● LIST OF TASKS
• a. From the forum thread on moral waivers and the 75th, list every offense or charge Ka-Bar says is on their record.
• b. Set down word for word the part of the forum thread starting with "Credit card fraud." and going on through "introduced his charter.".

-- start TEXT EXCERPT --

# Moral waivers and the 75th



## Ka-Bar (Mar 19, 2009)

I am going to be enlisting in september. going to need some moral waivers. I know im gonna have to fight for it. I plan on having all papers and information in hand when i walk in the door of the recruitment office. I currently have a Letter of Recommendation from a first sergent in the active army. Plan on securing two more recommendations of high stature. I have done alot of research. i read through the AR 601-210 etc. *I already know my chances are slim to none for a option 40. Just wanted to know if anyone heard of someone getting a option 40 with waivers needed. I would also like to hear what you Rangers think about this.* I would not waste a slot. I have been training up to Ranger PFT goals for awhile. I know my Ranger History etc. Im gonna do what i have to in order to obtain my goal.


----------



## Boondocksaint375 (Mar 19, 2009)

Option 40 is fairly simple to get coming out of school.  Have you talked to a recruiter yet?


----------



## Looon (Mar 19, 2009)

*ok*

What do you need a moral waiver for?:uhh:


----------



## Ka-Bar (Mar 19, 2009)

Credit card fraud. (value less than $500 so not felony/serious misconduct in Armys eyes). This happened 3 years ago but took them a year to charge me,so im on my last six months of it. Also had a juvi charge of public intox i think? long time ago. I also have a leaving the scene of a accident. I have talked to recruit for the Marines. said he could get me a Recon contract. But Rangers is the path i wanna go. Army wont really tell me much till i get off probation.


----------



## Boondocksaint375 (Mar 19, 2009)

Jesus dude, you were probably in General Abram's dream before he introduced his charter. 

You have a lot of "I thinks" in there.  How can you not know if you were arrested or not?


----------



## Looon (Mar 19, 2009)

-- end TEXT EXCERPT --
-- start GIVEN DATA --

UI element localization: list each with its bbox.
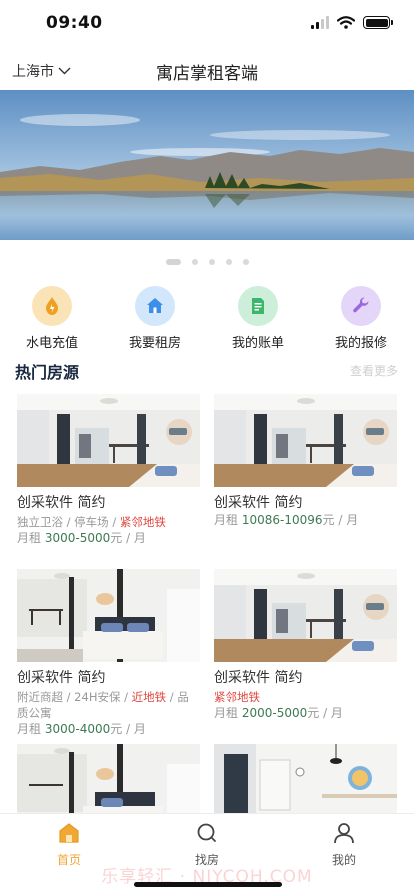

-- end GIVEN DATA --

● CORRECT ANSWERS
• a.
- Credit card fraud
- A juvenile charge of public intoxication
- Leaving the scene of an accident

• b.
Credit card fraud. (value less than $500 so not felony/serious misconduct in Armys eyes). This happened 3 years ago but took them a year to charge me,so im on my last six months of it. Also had a juvi charge of public intox i think? long time ago. I also have a leaving the scene of a accident. I have talked to recruit for the Marines. said he could get me a Recon contract. But Rangers is the path i wanna go. Army wont really tell me much till i get off probation.


----------



## Boondocksaint375 (Mar 19, 2009)

Jesus dude, you were probably in General Abram's dream before he introduced his charter.